Layout coordinate data

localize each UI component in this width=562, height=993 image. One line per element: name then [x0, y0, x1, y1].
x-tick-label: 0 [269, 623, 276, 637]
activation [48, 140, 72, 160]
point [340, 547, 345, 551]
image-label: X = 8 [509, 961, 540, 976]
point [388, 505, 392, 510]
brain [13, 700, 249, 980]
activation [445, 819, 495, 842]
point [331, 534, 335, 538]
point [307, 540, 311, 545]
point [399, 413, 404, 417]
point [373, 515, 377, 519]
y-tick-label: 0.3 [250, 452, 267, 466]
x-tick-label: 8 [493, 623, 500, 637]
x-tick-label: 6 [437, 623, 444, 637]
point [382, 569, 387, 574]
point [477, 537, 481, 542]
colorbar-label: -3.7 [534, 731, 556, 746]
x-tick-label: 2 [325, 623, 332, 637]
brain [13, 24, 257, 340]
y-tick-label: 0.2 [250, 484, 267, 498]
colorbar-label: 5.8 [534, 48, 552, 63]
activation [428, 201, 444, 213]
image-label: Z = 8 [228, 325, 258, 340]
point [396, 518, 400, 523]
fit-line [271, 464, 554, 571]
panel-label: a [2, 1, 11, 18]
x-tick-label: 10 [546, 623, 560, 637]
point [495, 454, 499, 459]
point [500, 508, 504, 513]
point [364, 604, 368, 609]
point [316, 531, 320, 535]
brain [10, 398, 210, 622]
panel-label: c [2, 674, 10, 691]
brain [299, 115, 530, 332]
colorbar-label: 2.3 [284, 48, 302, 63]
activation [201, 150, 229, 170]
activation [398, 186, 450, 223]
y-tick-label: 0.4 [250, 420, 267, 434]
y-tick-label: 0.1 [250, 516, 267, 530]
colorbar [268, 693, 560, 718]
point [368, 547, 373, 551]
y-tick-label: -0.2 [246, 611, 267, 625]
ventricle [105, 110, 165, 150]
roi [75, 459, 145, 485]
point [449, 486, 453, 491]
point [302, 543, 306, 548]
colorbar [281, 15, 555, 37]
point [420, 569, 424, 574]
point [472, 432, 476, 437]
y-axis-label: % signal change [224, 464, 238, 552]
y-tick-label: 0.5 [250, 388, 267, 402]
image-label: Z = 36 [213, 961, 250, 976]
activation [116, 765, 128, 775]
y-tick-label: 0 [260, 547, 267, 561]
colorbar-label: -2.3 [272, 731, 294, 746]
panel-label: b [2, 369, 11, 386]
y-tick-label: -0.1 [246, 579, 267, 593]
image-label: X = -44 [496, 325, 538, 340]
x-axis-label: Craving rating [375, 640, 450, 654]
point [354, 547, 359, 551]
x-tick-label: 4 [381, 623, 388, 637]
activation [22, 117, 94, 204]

§ Goal
List each line in the material above that contains the string "axis", reproducing every such line in full.

§ Task response
y-axis-label: % signal change [224, 464, 238, 552]
x-axis-label: Craving rating [375, 640, 450, 654]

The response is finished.